Reproduce each line exactly, including spacing and punctuation.

^^^^^^^^

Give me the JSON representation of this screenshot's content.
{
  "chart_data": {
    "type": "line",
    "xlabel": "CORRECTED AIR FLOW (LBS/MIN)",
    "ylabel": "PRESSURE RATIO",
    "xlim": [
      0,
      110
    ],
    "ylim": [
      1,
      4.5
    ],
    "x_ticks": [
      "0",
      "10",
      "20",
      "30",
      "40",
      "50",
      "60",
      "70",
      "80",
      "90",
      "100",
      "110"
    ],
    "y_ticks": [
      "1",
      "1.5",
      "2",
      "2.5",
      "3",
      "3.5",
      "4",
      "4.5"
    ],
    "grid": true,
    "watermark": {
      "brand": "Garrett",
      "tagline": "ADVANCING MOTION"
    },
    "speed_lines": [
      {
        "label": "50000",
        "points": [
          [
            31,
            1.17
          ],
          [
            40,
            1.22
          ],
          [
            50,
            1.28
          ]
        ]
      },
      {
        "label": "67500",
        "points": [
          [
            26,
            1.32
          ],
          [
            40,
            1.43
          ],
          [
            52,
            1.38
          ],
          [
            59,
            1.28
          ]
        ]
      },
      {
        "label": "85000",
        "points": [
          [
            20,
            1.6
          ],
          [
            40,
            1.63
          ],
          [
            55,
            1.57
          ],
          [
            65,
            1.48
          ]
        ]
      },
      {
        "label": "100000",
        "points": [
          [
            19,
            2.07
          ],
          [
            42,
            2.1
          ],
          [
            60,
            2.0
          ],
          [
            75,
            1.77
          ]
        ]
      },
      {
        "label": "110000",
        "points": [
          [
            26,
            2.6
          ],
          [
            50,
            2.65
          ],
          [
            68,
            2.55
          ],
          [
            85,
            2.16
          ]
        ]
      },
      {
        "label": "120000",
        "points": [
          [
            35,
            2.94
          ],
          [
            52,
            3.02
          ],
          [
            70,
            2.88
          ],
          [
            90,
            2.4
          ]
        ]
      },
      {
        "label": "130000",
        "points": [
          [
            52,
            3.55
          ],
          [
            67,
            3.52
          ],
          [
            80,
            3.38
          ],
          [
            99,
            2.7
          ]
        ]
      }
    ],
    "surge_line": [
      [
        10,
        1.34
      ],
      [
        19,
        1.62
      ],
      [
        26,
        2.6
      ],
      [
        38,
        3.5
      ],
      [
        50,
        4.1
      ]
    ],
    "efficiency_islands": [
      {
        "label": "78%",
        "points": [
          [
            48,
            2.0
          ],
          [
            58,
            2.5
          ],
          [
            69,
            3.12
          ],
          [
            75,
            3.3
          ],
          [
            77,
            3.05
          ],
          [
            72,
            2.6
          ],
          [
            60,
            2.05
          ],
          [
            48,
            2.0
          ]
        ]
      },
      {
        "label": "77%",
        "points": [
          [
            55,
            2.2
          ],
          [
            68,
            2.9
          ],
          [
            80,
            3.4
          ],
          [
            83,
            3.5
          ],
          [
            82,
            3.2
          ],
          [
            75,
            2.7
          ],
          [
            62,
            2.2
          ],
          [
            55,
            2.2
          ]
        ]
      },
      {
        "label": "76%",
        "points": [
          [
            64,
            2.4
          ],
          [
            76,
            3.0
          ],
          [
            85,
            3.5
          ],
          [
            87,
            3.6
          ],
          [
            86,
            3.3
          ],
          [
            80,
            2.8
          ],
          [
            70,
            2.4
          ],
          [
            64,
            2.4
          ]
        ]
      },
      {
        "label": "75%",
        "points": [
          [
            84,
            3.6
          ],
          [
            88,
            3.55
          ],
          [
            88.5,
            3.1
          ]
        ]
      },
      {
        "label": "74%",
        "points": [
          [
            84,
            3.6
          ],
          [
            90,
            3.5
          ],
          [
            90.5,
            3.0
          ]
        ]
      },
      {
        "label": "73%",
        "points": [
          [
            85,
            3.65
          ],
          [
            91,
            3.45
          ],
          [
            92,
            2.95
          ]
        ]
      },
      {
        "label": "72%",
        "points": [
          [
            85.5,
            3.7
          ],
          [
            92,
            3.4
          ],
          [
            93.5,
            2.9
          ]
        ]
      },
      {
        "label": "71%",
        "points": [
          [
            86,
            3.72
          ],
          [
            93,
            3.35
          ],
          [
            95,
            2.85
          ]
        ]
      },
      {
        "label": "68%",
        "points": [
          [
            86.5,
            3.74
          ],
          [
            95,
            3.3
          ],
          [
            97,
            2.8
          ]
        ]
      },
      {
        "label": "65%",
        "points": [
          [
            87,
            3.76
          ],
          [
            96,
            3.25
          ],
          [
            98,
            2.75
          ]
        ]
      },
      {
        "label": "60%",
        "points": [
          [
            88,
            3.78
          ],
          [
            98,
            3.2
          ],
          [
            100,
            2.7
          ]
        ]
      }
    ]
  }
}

^^^^^^^^

COMPLETED EXERCISE>
Give me the JSON representation of this screenshot's content.
{
  "chart_data": {
    "type": "line",
    "xlabel": "CORRECTED AIR FLOW (LBS/MIN)",
    "ylabel": "PRESSURE RATIO",
    "xlim": [
      0,
      110
    ],
    "ylim": [
      1,
      4.5
    ],
    "x_ticks": [
      "0",
      "10",
      "20",
      "30",
      "40",
      "50",
      "60",
      "70",
      "80",
      "90",
      "100",
      "110"
    ],
    "y_ticks": [
      "1",
      "1.5",
      "2",
      "2.5",
      "3",
      "3.5",
      "4",
      "4.5"
    ],
    "grid": true,
    "watermark": {
      "brand": "Garrett",
      "tagline": "ADVANCING MOTION"
    },
    "speed_lines": [
      {
        "label": "50000",
        "points": [
          [
            31,
            1.17
          ],
          [
            40,
            1.22
          ],
          [
            50,
            1.28
          ]
        ]
      },
      {
        "label": "67500",
        "points": [
          [
            26,
            1.32
          ],
          [
            40,
            1.43
          ],
          [
            52,
            1.38
          ],
          [
            59,
            1.28
          ]
        ]
      },
      {
        "label": "85000",
        "points": [
          [
            20,
            1.6
          ],
          [
            40,
            1.63
          ],
          [
            55,
            1.57
          ],
          [
            65,
            1.48
          ]
        ]
      },
      {
        "label": "100000",
        "points": [
          [
            19,
            2.07
          ],
          [
            42,
            2.1
          ],
          [
            60,
            2.0
          ],
          [
            75,
            1.77
          ]
        ]
      },
      {
        "label": "110000",
        "points": [
          [
            26,
            2.6
          ],
          [
            50,
            2.65
          ],
          [
            68,
            2.55
          ],
          [
            85,
            2.16
          ]
        ]
      },
      {
        "label": "120000",
        "points": [
          [
            35,
            2.94
          ],
          [
            52,
            3.02
          ],
          [
            70,
            2.88
          ],
          [
            90,
            2.4
          ]
        ]
      },
      {
        "label": "130000",
        "points": [
          [
            52,
            3.55
          ],
          [
            67,
            3.52
          ],
          [
            80,
            3.38
          ],
          [
            99,
            2.7
          ]
        ]
      }
    ],
    "surge_line": [
      [
        10,
        1.34
      ],
      [
        19,
        1.62
      ],
      [
        26,
        2.6
      ],
      [
        38,
        3.5
      ],
      [
        50,
        4.1
      ]
    ],
    "efficiency_islands": [
      {
        "label": "78%",
        "points": [
          [
            48,
            2.0
          ],
          [
            58,
            2.5
          ],
          [
            69,
            3.12
          ],
          [
            75,
            3.3
          ],
          [
            77,
            3.05
          ],
          [
            72,
            2.6
          ],
          [
            60,
            2.05
          ],
          [
            48,
            2.0
          ]
        ]
      },
      {
        "label": "77%",
        "points": [
          [
            55,
            2.2
          ],
          [
            68,
            2.9
          ],
          [
            80,
            3.4
          ],
          [
            83,
            3.5
          ],
          [
            82,
            3.2
          ],
          [
            75,
            2.7
          ],
          [
            62,
            2.2
          ],
          [
            55,
            2.2
          ]
        ]
      },
      {
        "label": "76%",
        "points": [
          [
            64,
            2.4
          ],
          [
            76,
            3.0
          ],
          [
            85,
            3.5
          ],
          [
            87,
            3.6
          ],
          [
            86,
            3.3
          ],
          [
            80,
            2.8
          ],
          [
            70,
            2.4
          ],
          [
            64,
            2.4
          ]
        ]
      },
      {
        "label": "75%",
        "points": [
          [
            84,
            3.6
          ],
          [
            88,
            3.55
          ],
          [
            88.5,
            3.1
          ]
        ]
      },
      {
        "label": "74%",
        "points": [
          [
            84,
            3.6
          ],
          [
            90,
            3.5
          ],
          [
            90.5,
            3.0
          ]
        ]
      },
      {
        "label": "73%",
        "points": [
          [
            85,
            3.65
          ],
          [
            91,
            3.45
          ],
          [
            92,
            2.95
          ]
        ]
      },
      {
        "label": "72%",
        "points": [
          [
            85.5,
            3.7
          ],
          [
            92,
            3.4
          ],
          [
            93.5,
            2.9
          ]
        ]
      },
      {
        "label": "71%",
        "points": [
          [
            86,
            3.72
          ],
          [
            93,
            3.35
          ],
          [
            95,
            2.85
          ]
        ]
      },
      {
        "label": "68%",
        "points": [
          [
            86.5,
            3.74
          ],
          [
            95,
            3.3
          ],
          [
            97,
            2.8
          ]
        ]
      },
      {
        "label": "65%",
        "points": [
          [
            87,
            3.76
          ],
          [
            96,
            3.25
          ],
          [
            98,
            2.75
          ]
        ]
      },
      {
        "label": "60%",
        "points": [
          [
            88,
            3.78
          ],
          [
            98,
            3.2
          ],
          [
            100,
            2.7
          ]
        ]
      }
    ]
  }
}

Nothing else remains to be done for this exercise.